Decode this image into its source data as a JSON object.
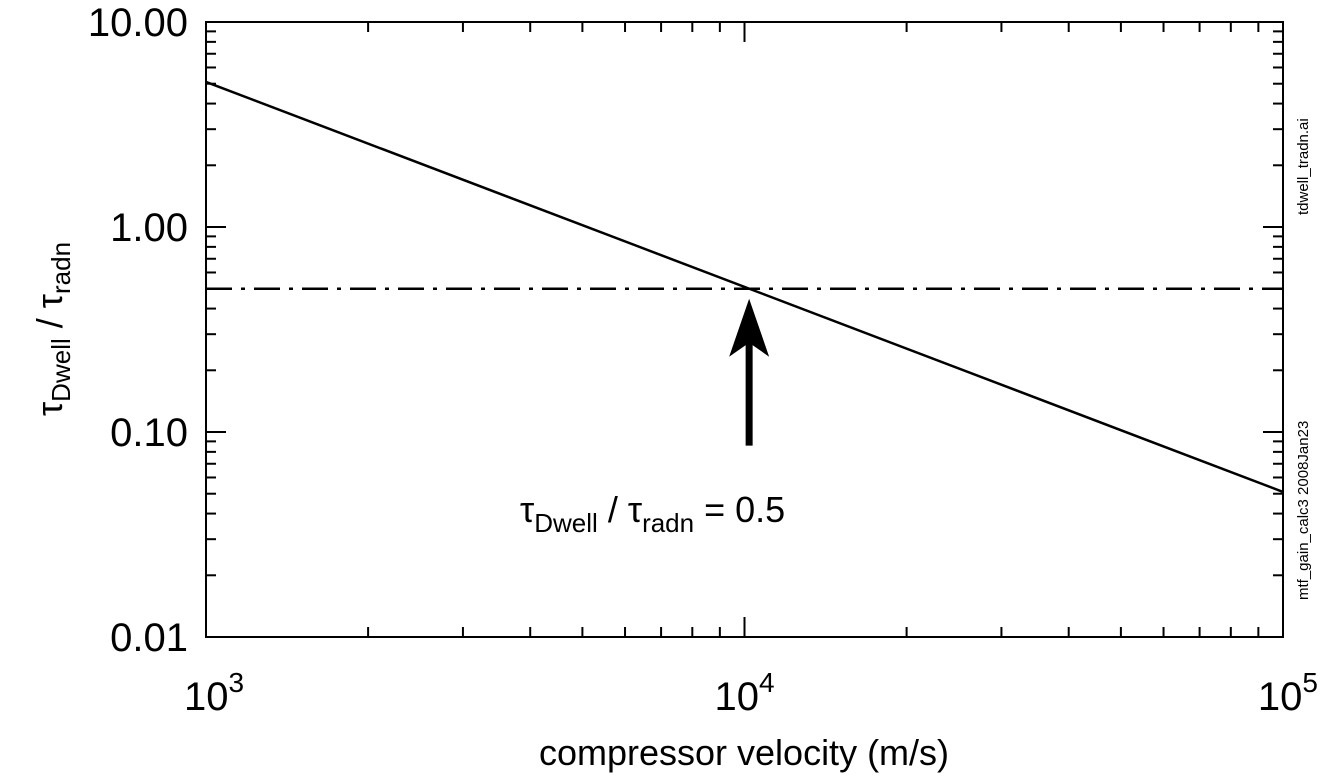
{
  "chart_data": {
    "type": "line",
    "xscale": "log",
    "yscale": "log",
    "xlim": [
      1000,
      100000
    ],
    "ylim": [
      0.01,
      10
    ],
    "xlabel": "compressor velocity (m/s)",
    "ylabel": {
      "symbol": "τ",
      "sub1": "Dwell",
      "sep": " / ",
      "sub2": "radn"
    },
    "x_ticks": [
      {
        "value": 1000,
        "base": "10",
        "exp": "3"
      },
      {
        "value": 10000,
        "base": "10",
        "exp": "4"
      },
      {
        "value": 100000,
        "base": "10",
        "exp": "5"
      }
    ],
    "y_ticks": [
      {
        "value": 10,
        "label": "10.00"
      },
      {
        "value": 1,
        "label": "1.00"
      },
      {
        "value": 0.1,
        "label": "0.10"
      },
      {
        "value": 0.01,
        "label": "0.01"
      }
    ],
    "grid": false,
    "series": [
      {
        "style": "solid",
        "color": "#000000",
        "x": [
          1000,
          100000
        ],
        "y": [
          5.1,
          0.051
        ]
      },
      {
        "style": "dash-dot",
        "color": "#000000",
        "x": [
          1000,
          100000
        ],
        "y": [
          0.5,
          0.5
        ]
      }
    ],
    "annotation": {
      "symbol": "τ",
      "sub1": "Dwell",
      "sep": " / ",
      "sub2": "radn",
      "suffix": " = 0.5",
      "arrow_x": 10200,
      "arrow_y_tip": 0.5,
      "arrow_y_tail": 0.075
    },
    "side_labels": {
      "top": "tdwell_tradn.ai",
      "bottom": "mtf_gain_calc3  2008Jan23"
    }
  }
}
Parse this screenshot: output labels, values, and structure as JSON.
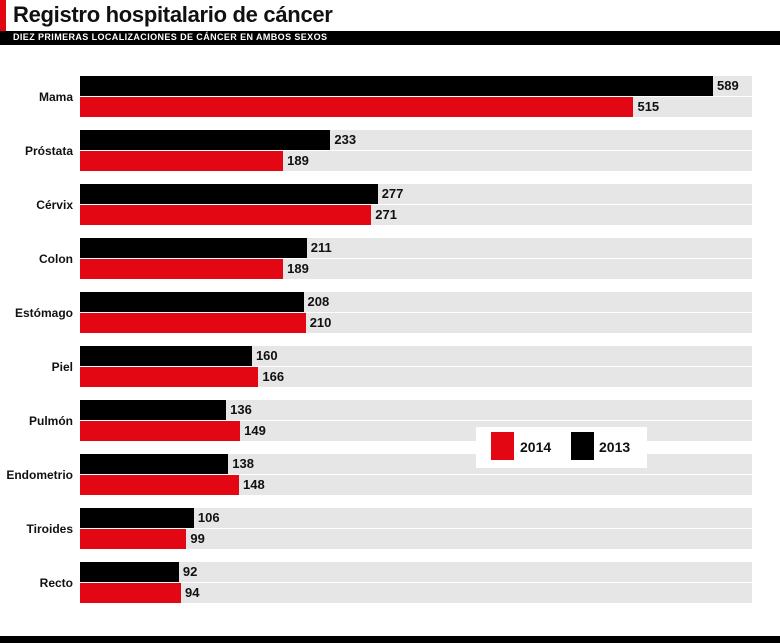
{
  "header": {
    "title": "Registro hospitalario de cáncer",
    "subtitle": "DIEZ PRIMERAS LOCALIZACIONES DE CÁNCER EN AMBOS SEXOS"
  },
  "colors": {
    "2013": "#000000",
    "2014": "#e30613",
    "track": "#e6e6e6"
  },
  "chart_data": {
    "type": "bar",
    "orientation": "horizontal",
    "title": "Registro hospitalario de cáncer",
    "subtitle": "DIEZ PRIMERAS LOCALIZACIONES DE CÁNCER EN AMBOS SEXOS",
    "categories": [
      "Mama",
      "Próstata",
      "Cérvix",
      "Colon",
      "Estómago",
      "Piel",
      "Pulmón",
      "Endometrio",
      "Tiroides",
      "Recto"
    ],
    "series": [
      {
        "name": "2013",
        "values": [
          589,
          233,
          277,
          211,
          208,
          160,
          136,
          138,
          106,
          92
        ]
      },
      {
        "name": "2014",
        "values": [
          515,
          189,
          271,
          189,
          210,
          166,
          149,
          148,
          99,
          94
        ]
      }
    ],
    "xlim": [
      0,
      625
    ],
    "legend": "center-right",
    "legend_labels": [
      "2014",
      "2013"
    ]
  }
}
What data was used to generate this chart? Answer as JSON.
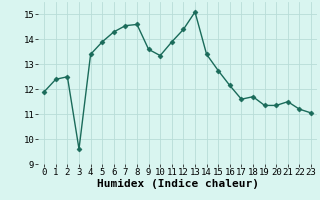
{
  "x": [
    0,
    1,
    2,
    3,
    4,
    5,
    6,
    7,
    8,
    9,
    10,
    11,
    12,
    13,
    14,
    15,
    16,
    17,
    18,
    19,
    20,
    21,
    22,
    23
  ],
  "y": [
    11.9,
    12.4,
    12.5,
    9.6,
    13.4,
    13.9,
    14.3,
    14.55,
    14.6,
    13.6,
    13.35,
    13.9,
    14.4,
    15.1,
    13.4,
    12.75,
    12.15,
    11.6,
    11.7,
    11.35,
    11.35,
    11.5,
    11.2,
    11.05
  ],
  "line_color": "#1a6b5a",
  "marker": "D",
  "marker_size": 2.5,
  "bg_color": "#d9f5f0",
  "grid_color": "#b8ddd8",
  "xlabel": "Humidex (Indice chaleur)",
  "ylim": [
    9,
    15.5
  ],
  "xlim": [
    -0.5,
    23.5
  ],
  "yticks": [
    9,
    10,
    11,
    12,
    13,
    14,
    15
  ],
  "xticks": [
    0,
    1,
    2,
    3,
    4,
    5,
    6,
    7,
    8,
    9,
    10,
    11,
    12,
    13,
    14,
    15,
    16,
    17,
    18,
    19,
    20,
    21,
    22,
    23
  ],
  "tick_fontsize": 6.5,
  "xlabel_fontsize": 8,
  "line_width": 1.0
}
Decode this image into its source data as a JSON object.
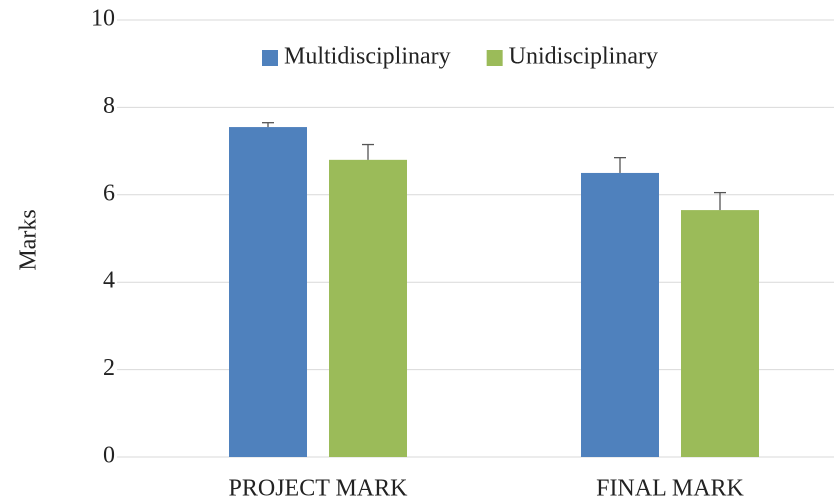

++++++++++++++++++++

• WORK TO DO
All of the material above needs to be restated exactly, with no pictures.

• SOLUTION
Decode this image into its source data as a JSON object.
{
  "chart_data": {
    "type": "line",
    "xscale": "log",
    "yscale": "log",
    "xlim": [
      1000,
      100000
    ],
    "ylim": [
      0.01,
      10
    ],
    "xlabel": "compressor velocity (m/s)",
    "ylabel": {
      "symbol": "τ",
      "sub1": "Dwell",
      "sep": " / ",
      "sub2": "radn"
    },
    "x_ticks": [
      {
        "value": 1000,
        "base": "10",
        "exp": "3"
      },
      {
        "value": 10000,
        "base": "10",
        "exp": "4"
      },
      {
        "value": 100000,
        "base": "10",
        "exp": "5"
      }
    ],
    "y_ticks": [
      {
        "value": 10,
        "label": "10.00"
      },
      {
        "value": 1,
        "label": "1.00"
      },
      {
        "value": 0.1,
        "label": "0.10"
      },
      {
        "value": 0.01,
        "label": "0.01"
      }
    ],
    "grid": false,
    "series": [
      {
        "style": "solid",
        "color": "#000000",
        "x": [
          1000,
          100000
        ],
        "y": [
          5.1,
          0.051
        ]
      },
      {
        "style": "dash-dot",
        "color": "#000000",
        "x": [
          1000,
          100000
        ],
        "y": [
          0.5,
          0.5
        ]
      }
    ],
    "annotation": {
      "symbol": "τ",
      "sub1": "Dwell",
      "sep": " / ",
      "sub2": "radn",
      "suffix": " = 0.5",
      "arrow_x": 10200,
      "arrow_y_tip": 0.5,
      "arrow_y_tail": 0.075
    },
    "side_labels": {
      "top": "tdwell_tradn.ai",
      "bottom": "mtf_gain_calc3  2008Jan23"
    }
  }
}
Parse this screenshot: output labels, values, and structure as JSON.
{
  "header": {
    "title": "Registro hospitalario de cáncer",
    "subtitle": "DIEZ PRIMERAS LOCALIZACIONES DE CÁNCER EN AMBOS SEXOS"
  },
  "colors": {
    "2013": "#000000",
    "2014": "#e30613",
    "track": "#e6e6e6"
  },
  "chart_data": {
    "type": "bar",
    "orientation": "horizontal",
    "title": "Registro hospitalario de cáncer",
    "subtitle": "DIEZ PRIMERAS LOCALIZACIONES DE CÁNCER EN AMBOS SEXOS",
    "categories": [
      "Mama",
      "Próstata",
      "Cérvix",
      "Colon",
      "Estómago",
      "Piel",
      "Pulmón",
      "Endometrio",
      "Tiroides",
      "Recto"
    ],
    "series": [
      {
        "name": "2013",
        "values": [
          589,
          233,
          277,
          211,
          208,
          160,
          136,
          138,
          106,
          92
        ]
      },
      {
        "name": "2014",
        "values": [
          515,
          189,
          271,
          189,
          210,
          166,
          149,
          148,
          99,
          94
        ]
      }
    ],
    "xlim": [
      0,
      625
    ],
    "legend": "center-right",
    "legend_labels": [
      "2014",
      "2013"
    ]
  }
}
What data was used to generate this chart? Answer as JSON.
{
  "x": [
    0,
    1,
    2,
    3,
    4,
    5,
    6,
    7,
    8,
    9,
    10,
    11,
    12,
    13,
    14,
    15,
    16,
    17,
    18,
    19,
    20,
    21,
    22,
    23
  ],
  "y": [
    11.9,
    12.4,
    12.5,
    9.6,
    13.4,
    13.9,
    14.3,
    14.55,
    14.6,
    13.6,
    13.35,
    13.9,
    14.4,
    15.1,
    13.4,
    12.75,
    12.15,
    11.6,
    11.7,
    11.35,
    11.35,
    11.5,
    11.2,
    11.05
  ],
  "line_color": "#1a6b5a",
  "marker": "D",
  "marker_size": 2.5,
  "bg_color": "#d9f5f0",
  "grid_color": "#b8ddd8",
  "xlabel": "Humidex (Indice chaleur)",
  "ylim": [
    9,
    15.5
  ],
  "xlim": [
    -0.5,
    23.5
  ],
  "yticks": [
    9,
    10,
    11,
    12,
    13,
    14,
    15
  ],
  "xticks": [
    0,
    1,
    2,
    3,
    4,
    5,
    6,
    7,
    8,
    9,
    10,
    11,
    12,
    13,
    14,
    15,
    16,
    17,
    18,
    19,
    20,
    21,
    22,
    23
  ],
  "tick_fontsize": 6.5,
  "xlabel_fontsize": 8,
  "line_width": 1.0
}
Decode this image into its source data as a JSON object.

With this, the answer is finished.